WHAT TO PRODUCE: Give the rows from the beginning through the line containing "399, 1201, 436]" as a numbered list, leaving out any blank lines.

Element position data
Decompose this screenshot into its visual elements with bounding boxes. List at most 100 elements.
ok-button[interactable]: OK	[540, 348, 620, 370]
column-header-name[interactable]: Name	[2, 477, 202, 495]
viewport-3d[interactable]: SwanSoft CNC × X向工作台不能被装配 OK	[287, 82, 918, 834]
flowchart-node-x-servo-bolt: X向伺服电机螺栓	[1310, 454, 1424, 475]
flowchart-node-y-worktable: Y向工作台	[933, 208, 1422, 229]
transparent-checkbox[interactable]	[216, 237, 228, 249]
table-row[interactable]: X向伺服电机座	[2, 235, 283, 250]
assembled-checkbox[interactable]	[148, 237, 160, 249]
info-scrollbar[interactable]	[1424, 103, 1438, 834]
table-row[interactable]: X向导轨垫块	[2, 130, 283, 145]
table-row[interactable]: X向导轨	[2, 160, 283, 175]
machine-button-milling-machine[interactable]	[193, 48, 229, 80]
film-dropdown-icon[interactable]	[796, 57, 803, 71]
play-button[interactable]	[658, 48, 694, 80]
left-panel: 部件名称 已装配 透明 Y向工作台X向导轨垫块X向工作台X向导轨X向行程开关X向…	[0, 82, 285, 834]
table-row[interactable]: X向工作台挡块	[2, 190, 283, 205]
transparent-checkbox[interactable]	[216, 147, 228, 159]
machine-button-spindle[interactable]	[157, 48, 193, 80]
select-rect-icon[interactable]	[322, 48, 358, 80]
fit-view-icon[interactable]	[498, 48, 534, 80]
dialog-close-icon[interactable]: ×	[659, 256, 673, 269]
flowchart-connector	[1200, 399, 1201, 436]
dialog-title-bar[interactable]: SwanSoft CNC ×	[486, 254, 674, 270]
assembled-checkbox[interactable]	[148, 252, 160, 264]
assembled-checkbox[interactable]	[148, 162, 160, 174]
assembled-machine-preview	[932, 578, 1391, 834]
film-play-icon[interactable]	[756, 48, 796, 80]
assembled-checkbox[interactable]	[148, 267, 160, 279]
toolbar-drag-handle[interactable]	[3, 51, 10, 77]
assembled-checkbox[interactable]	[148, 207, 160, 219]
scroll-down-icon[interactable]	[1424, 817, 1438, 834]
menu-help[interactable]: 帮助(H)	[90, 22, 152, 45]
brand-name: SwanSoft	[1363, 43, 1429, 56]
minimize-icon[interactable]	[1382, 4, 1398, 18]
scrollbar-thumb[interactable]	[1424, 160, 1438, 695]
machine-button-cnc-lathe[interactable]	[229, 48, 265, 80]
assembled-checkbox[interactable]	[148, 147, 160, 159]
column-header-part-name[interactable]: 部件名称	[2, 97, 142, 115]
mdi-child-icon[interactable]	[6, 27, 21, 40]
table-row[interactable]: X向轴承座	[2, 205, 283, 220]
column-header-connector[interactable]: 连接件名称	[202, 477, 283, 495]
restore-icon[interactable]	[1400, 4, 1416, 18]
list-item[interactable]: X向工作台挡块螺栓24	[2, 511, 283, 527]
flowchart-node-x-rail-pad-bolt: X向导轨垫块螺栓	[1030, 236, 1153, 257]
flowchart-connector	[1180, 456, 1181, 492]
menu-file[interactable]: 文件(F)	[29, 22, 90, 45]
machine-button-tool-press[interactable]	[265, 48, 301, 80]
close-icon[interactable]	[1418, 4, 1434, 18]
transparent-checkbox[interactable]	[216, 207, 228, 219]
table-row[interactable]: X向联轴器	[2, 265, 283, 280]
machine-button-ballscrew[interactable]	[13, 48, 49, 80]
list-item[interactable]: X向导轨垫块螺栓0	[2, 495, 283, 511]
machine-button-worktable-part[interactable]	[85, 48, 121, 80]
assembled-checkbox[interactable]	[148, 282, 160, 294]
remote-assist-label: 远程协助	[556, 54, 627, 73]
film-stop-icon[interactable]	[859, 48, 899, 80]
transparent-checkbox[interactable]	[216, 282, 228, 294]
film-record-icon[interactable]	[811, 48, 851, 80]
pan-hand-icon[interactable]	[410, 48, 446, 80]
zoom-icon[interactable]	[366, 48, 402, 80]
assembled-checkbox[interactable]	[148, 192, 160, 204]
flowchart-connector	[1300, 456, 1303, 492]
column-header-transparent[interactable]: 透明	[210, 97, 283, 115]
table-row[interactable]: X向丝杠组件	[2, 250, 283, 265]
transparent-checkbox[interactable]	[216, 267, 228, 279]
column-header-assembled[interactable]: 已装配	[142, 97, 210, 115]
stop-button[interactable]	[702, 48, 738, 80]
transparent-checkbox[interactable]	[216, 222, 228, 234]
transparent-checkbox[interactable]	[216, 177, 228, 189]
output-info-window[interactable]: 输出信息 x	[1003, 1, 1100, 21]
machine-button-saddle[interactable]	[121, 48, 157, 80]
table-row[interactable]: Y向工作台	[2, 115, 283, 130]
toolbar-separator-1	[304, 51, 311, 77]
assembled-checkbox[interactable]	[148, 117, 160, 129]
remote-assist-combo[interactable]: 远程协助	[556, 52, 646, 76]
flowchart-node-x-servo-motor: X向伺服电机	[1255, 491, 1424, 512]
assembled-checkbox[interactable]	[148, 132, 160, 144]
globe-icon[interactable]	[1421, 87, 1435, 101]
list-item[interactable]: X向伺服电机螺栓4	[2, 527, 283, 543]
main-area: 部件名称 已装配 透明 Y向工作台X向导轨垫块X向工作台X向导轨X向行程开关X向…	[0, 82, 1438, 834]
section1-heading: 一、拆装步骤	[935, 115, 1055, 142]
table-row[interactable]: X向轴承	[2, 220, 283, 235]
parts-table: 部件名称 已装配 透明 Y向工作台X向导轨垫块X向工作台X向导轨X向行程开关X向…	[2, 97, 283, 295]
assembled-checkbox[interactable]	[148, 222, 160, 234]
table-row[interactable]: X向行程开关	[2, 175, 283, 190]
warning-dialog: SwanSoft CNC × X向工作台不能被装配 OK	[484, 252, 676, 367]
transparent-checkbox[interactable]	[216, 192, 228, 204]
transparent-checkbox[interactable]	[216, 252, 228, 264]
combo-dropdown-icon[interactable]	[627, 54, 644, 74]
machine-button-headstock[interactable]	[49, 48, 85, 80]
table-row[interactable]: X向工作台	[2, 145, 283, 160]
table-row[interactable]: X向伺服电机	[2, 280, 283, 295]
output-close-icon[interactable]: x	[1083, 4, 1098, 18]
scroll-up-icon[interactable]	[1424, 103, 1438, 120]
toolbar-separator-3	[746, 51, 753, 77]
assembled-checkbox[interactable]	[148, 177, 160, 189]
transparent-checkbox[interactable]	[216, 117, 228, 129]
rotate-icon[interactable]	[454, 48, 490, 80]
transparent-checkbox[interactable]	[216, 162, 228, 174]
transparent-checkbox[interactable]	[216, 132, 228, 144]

TASK SOLUTION:
1. Decompose this screenshot into its visual elements with bounding boxes. List at most 100 elements.
2. ok-button[interactable]: OK	[540, 348, 620, 370]
3. column-header-name[interactable]: Name	[2, 477, 202, 495]
4. viewport-3d[interactable]: SwanSoft CNC × X向工作台不能被装配 OK	[287, 82, 918, 834]
5. flowchart-node-x-servo-bolt: X向伺服电机螺栓	[1310, 454, 1424, 475]
6. flowchart-node-y-worktable: Y向工作台	[933, 208, 1422, 229]
7. transparent-checkbox[interactable]	[216, 237, 228, 249]
8. table-row[interactable]: X向伺服电机座	[2, 235, 283, 250]
9. assembled-checkbox[interactable]	[148, 237, 160, 249]
10. info-scrollbar[interactable]	[1424, 103, 1438, 834]
11. table-row[interactable]: X向导轨垫块	[2, 130, 283, 145]
12. table-row[interactable]: X向导轨	[2, 160, 283, 175]
13. machine-button-milling-machine[interactable]	[193, 48, 229, 80]
14. film-dropdown-icon[interactable]	[796, 57, 803, 71]
15. play-button[interactable]	[658, 48, 694, 80]
16. left-panel: 部件名称 已装配 透明 Y向工作台X向导轨垫块X向工作台X向导轨X向行程开关X向…	[0, 82, 285, 834]
17. table-row[interactable]: X向工作台挡块	[2, 190, 283, 205]
18. transparent-checkbox[interactable]	[216, 147, 228, 159]
19. machine-button-spindle[interactable]	[157, 48, 193, 80]
20. select-rect-icon[interactable]	[322, 48, 358, 80]
21. fit-view-icon[interactable]	[498, 48, 534, 80]
22. dialog-close-icon[interactable]: ×	[659, 256, 673, 269]
23. flowchart-connector	[1200, 399, 1201, 436]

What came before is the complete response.